## What is required
Identify every line in the records below that contains the word "title", and reproduce each one.

----------

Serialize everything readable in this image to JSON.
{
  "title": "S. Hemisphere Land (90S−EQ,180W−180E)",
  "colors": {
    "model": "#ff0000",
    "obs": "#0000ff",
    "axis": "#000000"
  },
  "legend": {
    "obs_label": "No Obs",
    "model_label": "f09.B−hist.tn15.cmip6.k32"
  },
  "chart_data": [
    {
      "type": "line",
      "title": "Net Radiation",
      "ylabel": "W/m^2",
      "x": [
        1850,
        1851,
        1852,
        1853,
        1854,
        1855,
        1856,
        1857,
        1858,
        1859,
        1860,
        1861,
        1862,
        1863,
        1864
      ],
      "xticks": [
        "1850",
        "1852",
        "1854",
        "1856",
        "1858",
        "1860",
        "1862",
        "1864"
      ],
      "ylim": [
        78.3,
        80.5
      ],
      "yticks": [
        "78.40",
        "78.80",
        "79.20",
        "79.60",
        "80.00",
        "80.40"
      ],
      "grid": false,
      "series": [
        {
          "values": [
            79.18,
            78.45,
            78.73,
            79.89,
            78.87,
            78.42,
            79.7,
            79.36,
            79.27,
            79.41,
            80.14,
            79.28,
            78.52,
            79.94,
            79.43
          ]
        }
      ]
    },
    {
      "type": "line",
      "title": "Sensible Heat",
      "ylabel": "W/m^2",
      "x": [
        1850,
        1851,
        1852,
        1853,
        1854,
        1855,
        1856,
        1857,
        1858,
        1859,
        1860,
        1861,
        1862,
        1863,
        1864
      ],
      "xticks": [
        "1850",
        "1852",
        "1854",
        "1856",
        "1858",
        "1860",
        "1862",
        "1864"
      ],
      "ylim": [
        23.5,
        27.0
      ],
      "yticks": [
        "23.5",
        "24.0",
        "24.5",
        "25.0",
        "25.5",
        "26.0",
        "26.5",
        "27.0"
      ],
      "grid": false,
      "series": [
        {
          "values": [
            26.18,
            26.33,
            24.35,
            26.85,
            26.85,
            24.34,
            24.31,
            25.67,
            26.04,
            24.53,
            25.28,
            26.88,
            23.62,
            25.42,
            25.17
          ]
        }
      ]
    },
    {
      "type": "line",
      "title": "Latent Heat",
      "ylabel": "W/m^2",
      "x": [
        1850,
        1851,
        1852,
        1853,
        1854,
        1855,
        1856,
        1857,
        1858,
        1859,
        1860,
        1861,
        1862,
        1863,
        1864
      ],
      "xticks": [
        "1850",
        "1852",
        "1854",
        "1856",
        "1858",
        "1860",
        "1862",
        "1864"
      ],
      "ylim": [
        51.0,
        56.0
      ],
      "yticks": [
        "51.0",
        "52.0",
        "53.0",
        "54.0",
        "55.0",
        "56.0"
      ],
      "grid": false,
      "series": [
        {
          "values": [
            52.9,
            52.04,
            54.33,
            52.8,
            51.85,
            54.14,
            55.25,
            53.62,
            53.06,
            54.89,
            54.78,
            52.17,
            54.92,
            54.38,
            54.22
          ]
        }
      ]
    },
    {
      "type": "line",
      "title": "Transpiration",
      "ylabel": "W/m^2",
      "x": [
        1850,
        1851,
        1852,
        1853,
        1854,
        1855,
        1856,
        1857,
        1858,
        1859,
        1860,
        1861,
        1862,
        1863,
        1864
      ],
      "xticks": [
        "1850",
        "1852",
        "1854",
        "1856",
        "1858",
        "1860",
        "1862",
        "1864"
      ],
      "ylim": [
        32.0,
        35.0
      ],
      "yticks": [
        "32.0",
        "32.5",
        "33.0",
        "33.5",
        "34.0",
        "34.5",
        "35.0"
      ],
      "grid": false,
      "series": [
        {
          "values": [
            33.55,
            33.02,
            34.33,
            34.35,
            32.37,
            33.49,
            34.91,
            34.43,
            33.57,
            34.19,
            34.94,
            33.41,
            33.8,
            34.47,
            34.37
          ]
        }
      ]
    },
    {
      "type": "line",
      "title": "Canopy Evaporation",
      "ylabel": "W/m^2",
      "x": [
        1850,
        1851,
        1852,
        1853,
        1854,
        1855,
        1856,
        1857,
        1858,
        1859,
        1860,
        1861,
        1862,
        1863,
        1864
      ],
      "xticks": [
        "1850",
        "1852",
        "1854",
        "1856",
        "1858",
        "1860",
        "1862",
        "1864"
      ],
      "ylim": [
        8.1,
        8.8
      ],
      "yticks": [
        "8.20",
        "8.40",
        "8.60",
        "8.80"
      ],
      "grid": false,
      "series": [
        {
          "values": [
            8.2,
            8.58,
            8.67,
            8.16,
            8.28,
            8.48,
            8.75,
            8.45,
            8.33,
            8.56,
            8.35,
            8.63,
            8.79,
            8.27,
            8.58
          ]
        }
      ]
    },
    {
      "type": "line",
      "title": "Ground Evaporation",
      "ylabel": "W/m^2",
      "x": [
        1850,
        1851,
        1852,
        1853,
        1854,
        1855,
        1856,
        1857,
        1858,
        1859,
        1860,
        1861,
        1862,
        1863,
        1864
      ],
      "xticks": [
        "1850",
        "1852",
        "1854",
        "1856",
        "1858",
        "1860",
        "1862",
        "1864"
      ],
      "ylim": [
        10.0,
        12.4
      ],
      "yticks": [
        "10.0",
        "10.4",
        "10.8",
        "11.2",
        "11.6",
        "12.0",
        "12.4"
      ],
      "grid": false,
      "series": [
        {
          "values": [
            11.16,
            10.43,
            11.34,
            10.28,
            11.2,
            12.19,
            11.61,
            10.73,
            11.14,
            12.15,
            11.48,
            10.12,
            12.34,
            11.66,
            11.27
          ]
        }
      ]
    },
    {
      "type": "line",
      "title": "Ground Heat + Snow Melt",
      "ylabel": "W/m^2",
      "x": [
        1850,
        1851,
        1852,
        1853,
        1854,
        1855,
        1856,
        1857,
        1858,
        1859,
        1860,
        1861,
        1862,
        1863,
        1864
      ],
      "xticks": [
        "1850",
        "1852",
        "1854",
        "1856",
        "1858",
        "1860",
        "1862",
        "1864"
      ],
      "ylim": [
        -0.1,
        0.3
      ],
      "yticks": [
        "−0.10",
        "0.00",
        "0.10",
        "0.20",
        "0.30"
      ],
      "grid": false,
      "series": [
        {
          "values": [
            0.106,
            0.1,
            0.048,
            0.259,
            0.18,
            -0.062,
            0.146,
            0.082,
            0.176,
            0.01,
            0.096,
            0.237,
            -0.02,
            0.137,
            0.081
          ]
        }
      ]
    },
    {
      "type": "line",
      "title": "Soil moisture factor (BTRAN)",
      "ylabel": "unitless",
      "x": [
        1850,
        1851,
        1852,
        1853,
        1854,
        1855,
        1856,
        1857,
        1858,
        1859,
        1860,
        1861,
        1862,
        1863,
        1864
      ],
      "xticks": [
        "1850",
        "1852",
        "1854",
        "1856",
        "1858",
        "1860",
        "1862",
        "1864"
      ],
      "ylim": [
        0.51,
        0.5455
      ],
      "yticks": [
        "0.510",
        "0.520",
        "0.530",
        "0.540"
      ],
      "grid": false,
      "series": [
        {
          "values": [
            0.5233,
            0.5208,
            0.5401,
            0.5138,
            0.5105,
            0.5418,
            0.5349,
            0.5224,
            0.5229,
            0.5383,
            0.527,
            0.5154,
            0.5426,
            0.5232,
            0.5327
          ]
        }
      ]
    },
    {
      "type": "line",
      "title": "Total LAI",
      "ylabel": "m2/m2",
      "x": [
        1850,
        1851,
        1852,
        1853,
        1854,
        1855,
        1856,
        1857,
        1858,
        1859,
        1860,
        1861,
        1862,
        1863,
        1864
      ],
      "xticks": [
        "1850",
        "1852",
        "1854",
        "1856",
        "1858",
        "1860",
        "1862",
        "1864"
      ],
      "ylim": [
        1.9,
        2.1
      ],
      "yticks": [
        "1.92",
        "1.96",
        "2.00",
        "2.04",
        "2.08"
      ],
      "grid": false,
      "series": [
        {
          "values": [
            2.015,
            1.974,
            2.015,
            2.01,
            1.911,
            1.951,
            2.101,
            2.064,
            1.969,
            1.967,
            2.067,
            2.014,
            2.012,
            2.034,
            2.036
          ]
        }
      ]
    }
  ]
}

----------

## Full answer
  "title": "S. Hemisphere Land (90S−EQ,180W−180E)",
      "title": "Net Radiation",
      "title": "Sensible Heat",
      "title": "Latent Heat",
      "title": "Transpiration",
      "title": "Canopy Evaporation",
      "title": "Ground Evaporation",
      "title": "Ground Heat + Snow Melt",
      "title": "Soil moisture factor (BTRAN)",
      "title": "Total LAI",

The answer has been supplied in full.